--- Instruction ---
Look through the entries below and report how many lines hold the string "hoofgedagtes". Only the number is wanted.
— start Task material —
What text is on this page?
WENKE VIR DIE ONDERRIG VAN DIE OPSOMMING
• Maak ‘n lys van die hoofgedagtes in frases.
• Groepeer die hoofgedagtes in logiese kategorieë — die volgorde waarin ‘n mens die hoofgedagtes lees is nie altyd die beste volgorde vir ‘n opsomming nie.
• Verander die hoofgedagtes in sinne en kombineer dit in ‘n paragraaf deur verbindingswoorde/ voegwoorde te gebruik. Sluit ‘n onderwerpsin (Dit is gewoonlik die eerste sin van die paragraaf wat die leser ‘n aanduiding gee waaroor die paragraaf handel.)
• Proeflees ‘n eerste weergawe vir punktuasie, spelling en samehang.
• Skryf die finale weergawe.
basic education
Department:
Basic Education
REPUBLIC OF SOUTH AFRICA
— end Task material —
--- Task result ---
3